» **What you should do**
In your copy, reproduce the entries exactly as they are, minus the images.

Stored dataset items
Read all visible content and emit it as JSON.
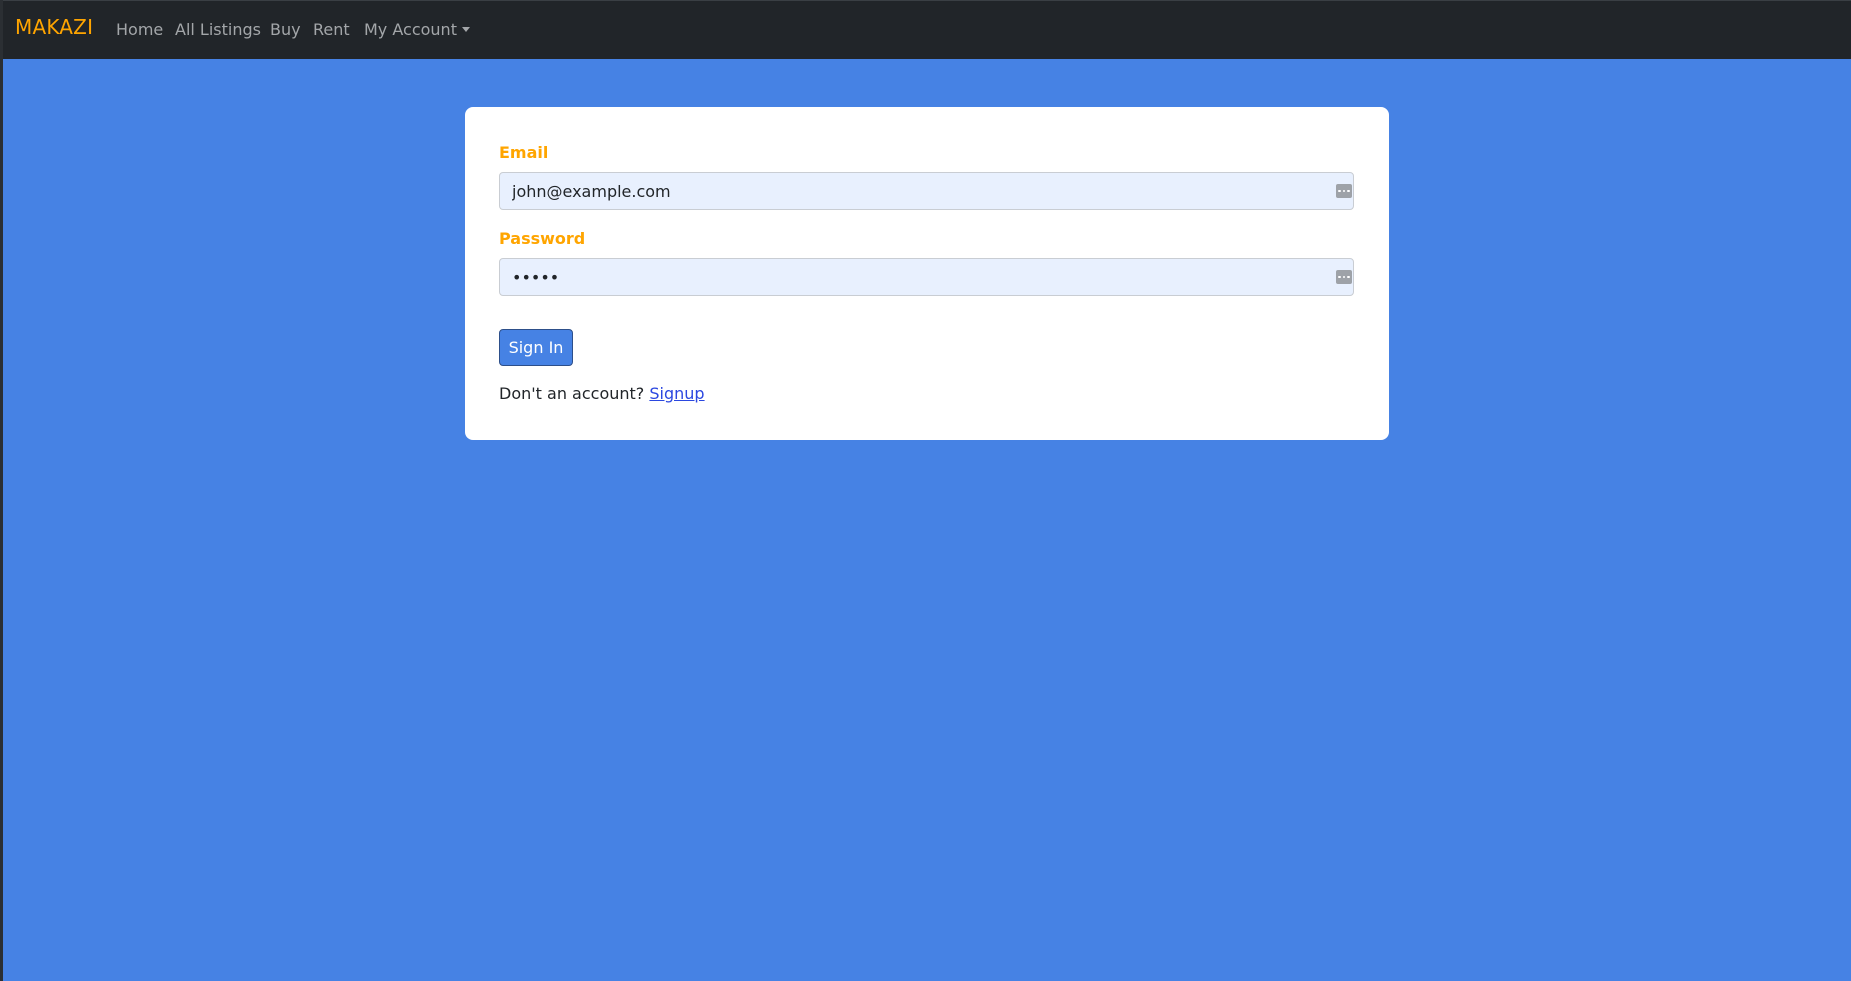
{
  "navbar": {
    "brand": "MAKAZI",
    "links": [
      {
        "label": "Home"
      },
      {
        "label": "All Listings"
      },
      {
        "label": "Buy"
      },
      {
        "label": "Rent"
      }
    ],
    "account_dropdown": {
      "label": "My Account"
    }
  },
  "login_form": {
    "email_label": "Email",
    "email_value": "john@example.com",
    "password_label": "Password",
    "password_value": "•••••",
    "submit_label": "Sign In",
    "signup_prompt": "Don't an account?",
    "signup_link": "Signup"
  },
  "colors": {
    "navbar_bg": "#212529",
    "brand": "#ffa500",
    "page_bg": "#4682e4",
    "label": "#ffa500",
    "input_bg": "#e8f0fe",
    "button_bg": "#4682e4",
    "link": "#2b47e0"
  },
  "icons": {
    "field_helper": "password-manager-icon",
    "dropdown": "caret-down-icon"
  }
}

» **Result of the exercise**
Read all visible content and emit it as JSON.
{
  "navbar": {
    "brand": "MAKAZI",
    "links": [
      {
        "label": "Home"
      },
      {
        "label": "All Listings"
      },
      {
        "label": "Buy"
      },
      {
        "label": "Rent"
      }
    ],
    "account_dropdown": {
      "label": "My Account"
    }
  },
  "login_form": {
    "email_label": "Email",
    "email_value": "john@example.com",
    "password_label": "Password",
    "password_value": "•••••",
    "submit_label": "Sign In",
    "signup_prompt": "Don't an account?",
    "signup_link": "Signup"
  },
  "colors": {
    "navbar_bg": "#212529",
    "brand": "#ffa500",
    "page_bg": "#4682e4",
    "label": "#ffa500",
    "input_bg": "#e8f0fe",
    "button_bg": "#4682e4",
    "link": "#2b47e0"
  },
  "icons": {
    "field_helper": "password-manager-icon",
    "dropdown": "caret-down-icon"
  }
}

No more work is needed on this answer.